**What is being asked:**
Identify all lines of the data containing the string "Treat" and copy them.

### Records for this task

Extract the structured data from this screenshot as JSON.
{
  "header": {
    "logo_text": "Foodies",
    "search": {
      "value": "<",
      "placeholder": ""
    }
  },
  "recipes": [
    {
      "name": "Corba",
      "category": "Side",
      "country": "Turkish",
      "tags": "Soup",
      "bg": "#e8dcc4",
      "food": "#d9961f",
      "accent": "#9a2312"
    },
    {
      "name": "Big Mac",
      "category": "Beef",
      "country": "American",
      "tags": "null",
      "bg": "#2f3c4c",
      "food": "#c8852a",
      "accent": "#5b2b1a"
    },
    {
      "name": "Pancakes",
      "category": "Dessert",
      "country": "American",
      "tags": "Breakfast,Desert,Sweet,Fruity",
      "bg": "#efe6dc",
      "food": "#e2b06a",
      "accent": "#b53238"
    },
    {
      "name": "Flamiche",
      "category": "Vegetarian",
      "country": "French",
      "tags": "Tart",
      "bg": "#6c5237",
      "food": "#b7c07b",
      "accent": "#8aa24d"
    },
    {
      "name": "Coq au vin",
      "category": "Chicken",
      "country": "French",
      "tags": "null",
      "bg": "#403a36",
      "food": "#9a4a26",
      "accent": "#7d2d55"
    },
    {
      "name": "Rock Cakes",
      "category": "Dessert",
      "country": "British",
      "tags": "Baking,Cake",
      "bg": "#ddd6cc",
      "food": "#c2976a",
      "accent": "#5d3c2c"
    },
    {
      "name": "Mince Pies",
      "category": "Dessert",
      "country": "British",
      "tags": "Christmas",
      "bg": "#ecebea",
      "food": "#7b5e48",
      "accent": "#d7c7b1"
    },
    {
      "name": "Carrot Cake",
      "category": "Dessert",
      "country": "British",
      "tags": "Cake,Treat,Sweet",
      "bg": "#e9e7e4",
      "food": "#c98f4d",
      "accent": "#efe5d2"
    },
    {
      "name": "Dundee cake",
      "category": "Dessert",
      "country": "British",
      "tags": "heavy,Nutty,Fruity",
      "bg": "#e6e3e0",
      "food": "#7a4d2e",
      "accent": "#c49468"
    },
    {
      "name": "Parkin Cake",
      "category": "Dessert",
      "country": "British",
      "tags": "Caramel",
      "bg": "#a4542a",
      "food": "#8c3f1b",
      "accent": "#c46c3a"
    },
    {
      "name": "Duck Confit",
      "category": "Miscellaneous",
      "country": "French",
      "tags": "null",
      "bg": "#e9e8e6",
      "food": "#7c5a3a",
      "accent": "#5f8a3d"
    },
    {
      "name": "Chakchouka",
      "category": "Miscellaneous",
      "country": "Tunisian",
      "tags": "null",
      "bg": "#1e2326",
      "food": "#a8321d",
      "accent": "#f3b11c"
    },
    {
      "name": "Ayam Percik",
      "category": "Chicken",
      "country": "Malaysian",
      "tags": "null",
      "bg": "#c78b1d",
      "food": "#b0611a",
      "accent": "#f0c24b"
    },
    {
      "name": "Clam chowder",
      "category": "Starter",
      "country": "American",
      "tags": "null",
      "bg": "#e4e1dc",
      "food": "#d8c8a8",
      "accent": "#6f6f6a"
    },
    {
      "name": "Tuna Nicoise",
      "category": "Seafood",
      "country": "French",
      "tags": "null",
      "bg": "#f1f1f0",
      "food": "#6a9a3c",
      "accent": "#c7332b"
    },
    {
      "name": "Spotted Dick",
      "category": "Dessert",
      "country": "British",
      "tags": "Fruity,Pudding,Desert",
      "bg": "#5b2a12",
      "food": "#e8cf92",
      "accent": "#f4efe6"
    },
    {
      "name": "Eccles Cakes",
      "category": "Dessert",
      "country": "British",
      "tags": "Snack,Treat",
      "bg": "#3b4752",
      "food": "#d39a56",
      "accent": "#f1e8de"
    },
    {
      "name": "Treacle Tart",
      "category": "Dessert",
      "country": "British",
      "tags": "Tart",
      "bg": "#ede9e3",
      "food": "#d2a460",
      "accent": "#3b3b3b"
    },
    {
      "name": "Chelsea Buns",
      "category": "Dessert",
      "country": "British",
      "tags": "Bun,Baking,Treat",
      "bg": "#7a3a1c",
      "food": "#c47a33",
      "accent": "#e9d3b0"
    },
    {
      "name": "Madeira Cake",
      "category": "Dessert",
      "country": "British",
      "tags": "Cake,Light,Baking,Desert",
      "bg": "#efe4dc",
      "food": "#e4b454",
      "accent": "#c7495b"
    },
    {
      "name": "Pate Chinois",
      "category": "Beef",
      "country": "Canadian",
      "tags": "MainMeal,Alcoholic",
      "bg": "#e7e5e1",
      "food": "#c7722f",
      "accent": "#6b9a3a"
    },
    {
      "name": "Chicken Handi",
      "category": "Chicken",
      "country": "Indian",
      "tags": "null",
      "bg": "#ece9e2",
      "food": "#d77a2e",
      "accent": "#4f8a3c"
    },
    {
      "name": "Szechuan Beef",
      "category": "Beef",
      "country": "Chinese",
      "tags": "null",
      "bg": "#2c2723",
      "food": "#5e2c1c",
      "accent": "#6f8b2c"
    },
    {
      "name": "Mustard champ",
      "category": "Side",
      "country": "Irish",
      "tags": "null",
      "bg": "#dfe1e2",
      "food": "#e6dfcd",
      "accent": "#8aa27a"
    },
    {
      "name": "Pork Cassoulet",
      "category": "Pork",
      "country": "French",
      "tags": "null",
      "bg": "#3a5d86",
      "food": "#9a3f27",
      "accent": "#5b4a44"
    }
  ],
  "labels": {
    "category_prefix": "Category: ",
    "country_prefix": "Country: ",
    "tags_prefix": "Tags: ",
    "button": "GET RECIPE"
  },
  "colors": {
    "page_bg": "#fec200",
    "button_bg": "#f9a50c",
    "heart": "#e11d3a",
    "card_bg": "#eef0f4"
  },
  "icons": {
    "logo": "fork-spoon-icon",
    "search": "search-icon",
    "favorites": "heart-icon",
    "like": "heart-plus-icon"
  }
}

######

**Task solution:**
      "tags": "Cake,Treat,Sweet",
      "tags": "Snack,Treat",
      "tags": "Bun,Baking,Treat",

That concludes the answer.